Exercise aim -> Copy out every record below, word for word.

- - - -

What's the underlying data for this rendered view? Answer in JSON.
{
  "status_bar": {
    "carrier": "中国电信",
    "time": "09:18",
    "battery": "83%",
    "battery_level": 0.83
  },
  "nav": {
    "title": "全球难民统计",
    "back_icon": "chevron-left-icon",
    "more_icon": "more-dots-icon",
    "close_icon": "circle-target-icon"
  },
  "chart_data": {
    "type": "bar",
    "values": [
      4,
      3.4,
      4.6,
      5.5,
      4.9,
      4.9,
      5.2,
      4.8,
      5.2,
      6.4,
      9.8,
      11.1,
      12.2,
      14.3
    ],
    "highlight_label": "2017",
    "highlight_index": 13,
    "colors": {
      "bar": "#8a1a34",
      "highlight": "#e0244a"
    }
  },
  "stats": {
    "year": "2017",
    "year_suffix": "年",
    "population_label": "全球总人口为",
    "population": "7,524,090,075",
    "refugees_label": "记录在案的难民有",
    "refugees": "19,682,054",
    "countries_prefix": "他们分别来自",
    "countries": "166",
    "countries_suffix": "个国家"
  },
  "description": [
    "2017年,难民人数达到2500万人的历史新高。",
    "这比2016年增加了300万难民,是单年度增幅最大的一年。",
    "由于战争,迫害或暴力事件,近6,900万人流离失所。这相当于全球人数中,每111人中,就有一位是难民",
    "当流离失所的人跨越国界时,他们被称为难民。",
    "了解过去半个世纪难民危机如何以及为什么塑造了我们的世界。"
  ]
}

- - - -

Answer to the problem ->
What's the underlying data for this rendered view? Answer in JSON.
{
  "status_bar": {
    "carrier": "中国电信",
    "time": "09:18",
    "battery": "83%",
    "battery_level": 0.83
  },
  "nav": {
    "title": "全球难民统计",
    "back_icon": "chevron-left-icon",
    "more_icon": "more-dots-icon",
    "close_icon": "circle-target-icon"
  },
  "chart_data": {
    "type": "bar",
    "values": [
      4,
      3.4,
      4.6,
      5.5,
      4.9,
      4.9,
      5.2,
      4.8,
      5.2,
      6.4,
      9.8,
      11.1,
      12.2,
      14.3
    ],
    "highlight_label": "2017",
    "highlight_index": 13,
    "colors": {
      "bar": "#8a1a34",
      "highlight": "#e0244a"
    }
  },
  "stats": {
    "year": "2017",
    "year_suffix": "年",
    "population_label": "全球总人口为",
    "population": "7,524,090,075",
    "refugees_label": "记录在案的难民有",
    "refugees": "19,682,054",
    "countries_prefix": "他们分别来自",
    "countries": "166",
    "countries_suffix": "个国家"
  },
  "description": [
    "2017年,难民人数达到2500万人的历史新高。",
    "这比2016年增加了300万难民,是单年度增幅最大的一年。",
    "由于战争,迫害或暴力事件,近6,900万人流离失所。这相当于全球人数中,每111人中,就有一位是难民",
    "当流离失所的人跨越国界时,他们被称为难民。",
    "了解过去半个世纪难民危机如何以及为什么塑造了我们的世界。"
  ]
}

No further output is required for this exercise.